§ **Task brief**
Write the data out again, exactly as given.

§ **Dataset records**
>> Start

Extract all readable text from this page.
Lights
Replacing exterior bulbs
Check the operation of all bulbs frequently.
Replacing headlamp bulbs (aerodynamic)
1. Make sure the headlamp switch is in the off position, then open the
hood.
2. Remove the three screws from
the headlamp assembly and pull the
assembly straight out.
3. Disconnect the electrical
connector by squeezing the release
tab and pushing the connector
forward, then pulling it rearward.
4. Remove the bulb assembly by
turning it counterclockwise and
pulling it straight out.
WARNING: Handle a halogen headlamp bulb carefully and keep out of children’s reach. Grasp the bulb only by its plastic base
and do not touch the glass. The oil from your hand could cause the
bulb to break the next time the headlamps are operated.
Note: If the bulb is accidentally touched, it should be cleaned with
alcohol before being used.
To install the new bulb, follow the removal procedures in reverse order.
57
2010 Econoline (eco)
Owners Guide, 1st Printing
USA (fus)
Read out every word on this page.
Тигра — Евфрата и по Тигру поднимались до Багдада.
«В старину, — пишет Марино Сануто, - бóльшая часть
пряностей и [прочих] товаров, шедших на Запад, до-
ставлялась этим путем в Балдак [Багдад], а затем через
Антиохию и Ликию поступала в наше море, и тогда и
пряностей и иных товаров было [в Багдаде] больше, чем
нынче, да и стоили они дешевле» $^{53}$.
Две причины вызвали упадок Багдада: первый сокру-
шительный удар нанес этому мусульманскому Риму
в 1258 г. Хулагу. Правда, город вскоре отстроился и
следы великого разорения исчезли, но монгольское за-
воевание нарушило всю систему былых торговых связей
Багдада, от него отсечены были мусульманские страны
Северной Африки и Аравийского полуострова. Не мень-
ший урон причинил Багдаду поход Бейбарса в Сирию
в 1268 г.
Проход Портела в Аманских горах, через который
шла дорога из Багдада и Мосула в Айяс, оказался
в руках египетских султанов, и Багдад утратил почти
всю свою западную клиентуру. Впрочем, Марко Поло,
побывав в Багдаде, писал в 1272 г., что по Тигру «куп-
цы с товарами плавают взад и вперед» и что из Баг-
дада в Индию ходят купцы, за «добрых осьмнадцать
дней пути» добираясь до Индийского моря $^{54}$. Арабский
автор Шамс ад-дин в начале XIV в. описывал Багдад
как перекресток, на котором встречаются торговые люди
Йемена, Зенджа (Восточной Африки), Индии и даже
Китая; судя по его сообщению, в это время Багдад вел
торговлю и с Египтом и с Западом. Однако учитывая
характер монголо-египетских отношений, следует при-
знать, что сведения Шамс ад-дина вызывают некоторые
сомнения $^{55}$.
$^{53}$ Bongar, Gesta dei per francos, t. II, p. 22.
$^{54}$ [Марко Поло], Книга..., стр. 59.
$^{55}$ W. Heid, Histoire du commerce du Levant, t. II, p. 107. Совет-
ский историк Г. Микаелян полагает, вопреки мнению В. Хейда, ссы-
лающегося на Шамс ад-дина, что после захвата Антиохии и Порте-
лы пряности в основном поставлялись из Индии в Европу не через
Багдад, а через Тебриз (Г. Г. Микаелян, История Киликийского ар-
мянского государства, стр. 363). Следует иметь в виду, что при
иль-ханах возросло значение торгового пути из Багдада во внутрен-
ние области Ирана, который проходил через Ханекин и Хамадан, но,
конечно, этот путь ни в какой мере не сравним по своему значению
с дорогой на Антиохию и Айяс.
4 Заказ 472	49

>> End

§ **Final answer**
Extract all readable text from this page.
Lights
Replacing exterior bulbs
Check the operation of all bulbs frequently.
Replacing headlamp bulbs (aerodynamic)
1. Make sure the headlamp switch is in the off position, then open the
hood.
2. Remove the three screws from
the headlamp assembly and pull the
assembly straight out.
3. Disconnect the electrical
connector by squeezing the release
tab and pushing the connector
forward, then pulling it rearward.
4. Remove the bulb assembly by
turning it counterclockwise and
pulling it straight out.
WARNING: Handle a halogen headlamp bulb carefully and keep out of children’s reach. Grasp the bulb only by its plastic base
and do not touch the glass. The oil from your hand could cause the
bulb to break the next time the headlamps are operated.
Note: If the bulb is accidentally touched, it should be cleaned with
alcohol before being used.
To install the new bulb, follow the removal procedures in reverse order.
57
2010 Econoline (eco)
Owners Guide, 1st Printing
USA (fus)
Read out every word on this page.
Тигра — Евфрата и по Тигру поднимались до Багдада.
«В старину, — пишет Марино Сануто, - бóльшая часть
пряностей и [прочих] товаров, шедших на Запад, до-
ставлялась этим путем в Балдак [Багдад], а затем через
Антиохию и Ликию поступала в наше море, и тогда и
пряностей и иных товаров было [в Багдаде] больше, чем
нынче, да и стоили они дешевле» $^{53}$.
Две причины вызвали упадок Багдада: первый сокру-
шительный удар нанес этому мусульманскому Риму
в 1258 г. Хулагу. Правда, город вскоре отстроился и
следы великого разорения исчезли, но монгольское за-
воевание нарушило всю систему былых торговых связей
Багдада, от него отсечены были мусульманские страны
Северной Африки и Аравийского полуострова. Не мень-
ший урон причинил Багдаду поход Бейбарса в Сирию
в 1268 г.
Проход Портела в Аманских горах, через который
шла дорога из Багдада и Мосула в Айяс, оказался
в руках египетских султанов, и Багдад утратил почти
всю свою западную клиентуру. Впрочем, Марко Поло,
побывав в Багдаде, писал в 1272 г., что по Тигру «куп-
цы с товарами плавают взад и вперед» и что из Баг-
дада в Индию ходят купцы, за «добрых осьмнадцать
дней пути» добираясь до Индийского моря $^{54}$. Арабский
автор Шамс ад-дин в начале XIV в. описывал Багдад
как перекресток, на котором встречаются торговые люди
Йемена, Зенджа (Восточной Африки), Индии и даже
Китая; судя по его сообщению, в это время Багдад вел
торговлю и с Египтом и с Западом. Однако учитывая
характер монголо-египетских отношений, следует при-
знать, что сведения Шамс ад-дина вызывают некоторые
сомнения $^{55}$.
$^{53}$ Bongar, Gesta dei per francos, t. II, p. 22.
$^{54}$ [Марко Поло], Книга..., стр. 59.
$^{55}$ W. Heid, Histoire du commerce du Levant, t. II, p. 107. Совет-
ский историк Г. Микаелян полагает, вопреки мнению В. Хейда, ссы-
лающегося на Шамс ад-дина, что после захвата Антиохии и Порте-
лы пряности в основном поставлялись из Индии в Европу не через
Багдад, а через Тебриз (Г. Г. Микаелян, История Киликийского ар-
мянского государства, стр. 363). Следует иметь в виду, что при
иль-ханах возросло значение торгового пути из Багдада во внутрен-
ние области Ирана, который проходил через Ханекин и Хамадан, но,
конечно, этот путь ни в какой мере не сравним по своему значению
с дорогой на Антиохию и Айяс.
4 Заказ 472	49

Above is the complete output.